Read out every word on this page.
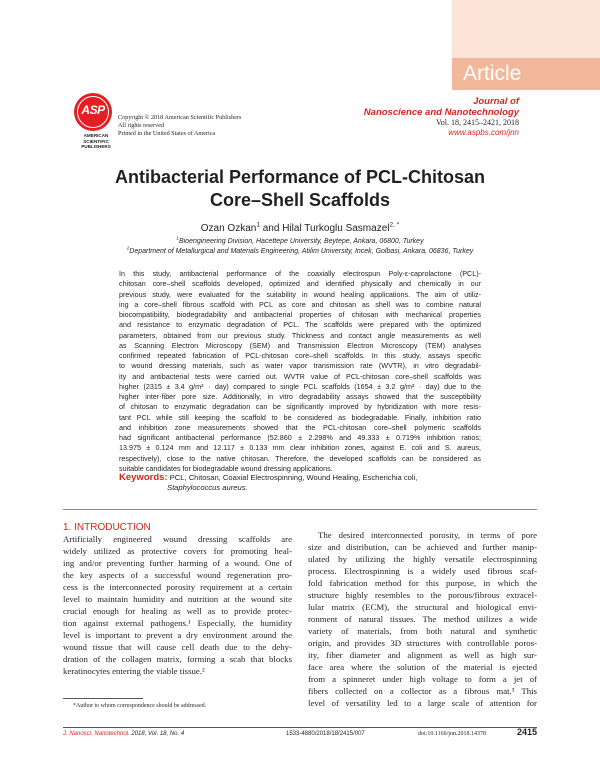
Article
ASP
AMERICAN
SCIENTIFIC
PUBLISHERS
Copyright © 2018 American Scientific Publishers
All rights reserved
Printed in the United States of America
Journal of
Nanoscience and Nanotechnology
Vol. 18, 2415–2421, 2018
www.aspbs.com/jnn
Antibacterial Performance of PCL-Chitosan
Core–Shell Scaffolds
Ozan Ozkan$^1$ and Hilal Turkoglu Sasmazel$^{2, *}$
$^1$Bioengineering Division, Hacettepe University, Beytepe, Ankara, 06800, Turkey
$^2$Department of Metallurgical and Materials Engineering, Atilim University, Incek, Golbasi, Ankara, 06836, Turkey
In this study, antibacterial performance of the coaxially electrospun Poly-ε-caprolactone (PCL)-
chitosan core–shell scaffolds developed, optimized and identified physically and chemically in our
previous study, were evaluated for the suitability in wound healing applications. The aim of utiliz-
ing a core–shell fibrous scaffold with PCL as core and chitosan as shell was to combine natural
biocompatibility, biodegradability and antibacterial properties of chitosan with mechanical properties
and resistance to enzymatic degradation of PCL. The scaffolds were prepared with the optimized
parameters, obtained from our previous study. Thickness and contact angle measurements as well
as Scanning Electron Microscopy (SEM) and Transmission Electron Microscopy (TEM) analyses
confirmed repeated fabrication of PCL-chitosan core–shell scaffolds. In this study, assays specific
to wound dressing materials, such as water vapor transmission rate (WVTR), in vitro degradabil-
ity and antibacterial tests were carried out. WVTR value of PCL-chitosan core–shell scaffolds was
higher (2315 ± 3.4 g/m² · day) compared to single PCL scaffolds (1654 ± 3.2 g/m² · day) due to the
higher inter-fiber pore size. Additionally, in vitro degradability assays showed that the susceptibility
of chitosan to enzymatic degradation can be significantly improved by hybridization with more resis-
tant PCL while still keeping the scaffold to be considered as biodegradable. Finally, inhibition ratio
and inhibition zone measurements showed that the PCL-chitosan core–shell polymeric scaffolds
had significant antibacterial performance (52.860 ± 2.298% and 49.333 ± 0.719% inhibition ratios;
13.975 ± 0.124 mm and 12.117 ± 0.133 mm clear inhibition zones, against E. coli and S. aureus,
respectively), close to the native chitosan. Therefore, the developed scaffolds can be considered as
suitable candidates for biodegradable wound dressing applications.
Keywords: PCL, Chitosan, Coaxial Electrospinning, Wound Healing, Escherichia coli,
Staphylococcus aureus.
1. INTRODUCTION
Artificially engineered wound dressing scaffolds are
widely utilized as protective covers for promoting heal-
ing and/or preventing further harming of a wound. One of
the key aspects of a successful wound regeneration pro-
cess is the interconnected porosity requirement at a certain
level to maintain humidity and nutrition at the wound site
crucial enough for healing as well as to provide protec-
tion against external pathogens.¹ Especially, the humidity
level is important to prevent a dry environment around the
wound tissue that will cause cell death due to the dehy-
dration of the collagen matrix, forming a scab that blocks
keratinocytes entering the viable tissue.²
The desired interconnected porosity, in terms of pore
size and distribution, can be achieved and further manip-
ulated by utilizing the highly versatile electrospinning
process. Electrospinning is a widely used fibrous scaf-
fold fabrication method for this purpose, in which the
structure highly resembles to the porous/fibrous extracel-
lular matrix (ECM), the structural and biological envi-
ronment of natural tissues. The method utilizes a wide
variety of materials, from both natural and synthetic
origin, and provides 3D structures with controllable poros-
ity, fiber diameter and alignment as well as high sur-
face area where the solution of the material is ejected
from a spinneret under high voltage to form a jet of
fibers collected on a collector as a fibrous mat.³ This
level of versatility led to a large scale of attention for
*Author to whom correspondence should be addressed.
J. Nanosci. Nanotechnol. 2018, Vol. 18, No. 4	1533-4880/2018/18/2415/007	doi:10.1166/jnn.2018.14378	2415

**WHAT YOU SHOULD DO:** Could the data above be repeated exactly, with every picture dropped?

**WRITTEN REPLY:**
Read out every word on this page.
Article
ASP
AMERICAN
SCIENTIFIC
PUBLISHERS
Copyright © 2018 American Scientific Publishers
All rights reserved
Printed in the United States of America
Journal of
Nanoscience and Nanotechnology
Vol. 18, 2415–2421, 2018
www.aspbs.com/jnn
Antibacterial Performance of PCL-Chitosan
Core–Shell Scaffolds
Ozan Ozkan$^1$ and Hilal Turkoglu Sasmazel$^{2, *}$
$^1$Bioengineering Division, Hacettepe University, Beytepe, Ankara, 06800, Turkey
$^2$Department of Metallurgical and Materials Engineering, Atilim University, Incek, Golbasi, Ankara, 06836, Turkey
In this study, antibacterial performance of the coaxially electrospun Poly-ε-caprolactone (PCL)-
chitosan core–shell scaffolds developed, optimized and identified physically and chemically in our
previous study, were evaluated for the suitability in wound healing applications. The aim of utiliz-
ing a core–shell fibrous scaffold with PCL as core and chitosan as shell was to combine natural
biocompatibility, biodegradability and antibacterial properties of chitosan with mechanical properties
and resistance to enzymatic degradation of PCL. The scaffolds were prepared with the optimized
parameters, obtained from our previous study. Thickness and contact angle measurements as well
as Scanning Electron Microscopy (SEM) and Transmission Electron Microscopy (TEM) analyses
confirmed repeated fabrication of PCL-chitosan core–shell scaffolds. In this study, assays specific
to wound dressing materials, such as water vapor transmission rate (WVTR), in vitro degradabil-
ity and antibacterial tests were carried out. WVTR value of PCL-chitosan core–shell scaffolds was
higher (2315 ± 3.4 g/m² · day) compared to single PCL scaffolds (1654 ± 3.2 g/m² · day) due to the
higher inter-fiber pore size. Additionally, in vitro degradability assays showed that the susceptibility
of chitosan to enzymatic degradation can be significantly improved by hybridization with more resis-
tant PCL while still keeping the scaffold to be considered as biodegradable. Finally, inhibition ratio
and inhibition zone measurements showed that the PCL-chitosan core–shell polymeric scaffolds
had significant antibacterial performance (52.860 ± 2.298% and 49.333 ± 0.719% inhibition ratios;
13.975 ± 0.124 mm and 12.117 ± 0.133 mm clear inhibition zones, against E. coli and S. aureus,
respectively), close to the native chitosan. Therefore, the developed scaffolds can be considered as
suitable candidates for biodegradable wound dressing applications.
Keywords: PCL, Chitosan, Coaxial Electrospinning, Wound Healing, Escherichia coli,
Staphylococcus aureus.
1. INTRODUCTION
Artificially engineered wound dressing scaffolds are
widely utilized as protective covers for promoting heal-
ing and/or preventing further harming of a wound. One of
the key aspects of a successful wound regeneration pro-
cess is the interconnected porosity requirement at a certain
level to maintain humidity and nutrition at the wound site
crucial enough for healing as well as to provide protec-
tion against external pathogens.¹ Especially, the humidity
level is important to prevent a dry environment around the
wound tissue that will cause cell death due to the dehy-
dration of the collagen matrix, forming a scab that blocks
keratinocytes entering the viable tissue.²
The desired interconnected porosity, in terms of pore
size and distribution, can be achieved and further manip-
ulated by utilizing the highly versatile electrospinning
process. Electrospinning is a widely used fibrous scaf-
fold fabrication method for this purpose, in which the
structure highly resembles to the porous/fibrous extracel-
lular matrix (ECM), the structural and biological envi-
ronment of natural tissues. The method utilizes a wide
variety of materials, from both natural and synthetic
origin, and provides 3D structures with controllable poros-
ity, fiber diameter and alignment as well as high sur-
face area where the solution of the material is ejected
from a spinneret under high voltage to form a jet of
fibers collected on a collector as a fibrous mat.³ This
level of versatility led to a large scale of attention for
*Author to whom correspondence should be addressed.
J. Nanosci. Nanotechnol. 2018, Vol. 18, No. 4	1533-4880/2018/18/2415/007	doi:10.1166/jnn.2018.14378	2415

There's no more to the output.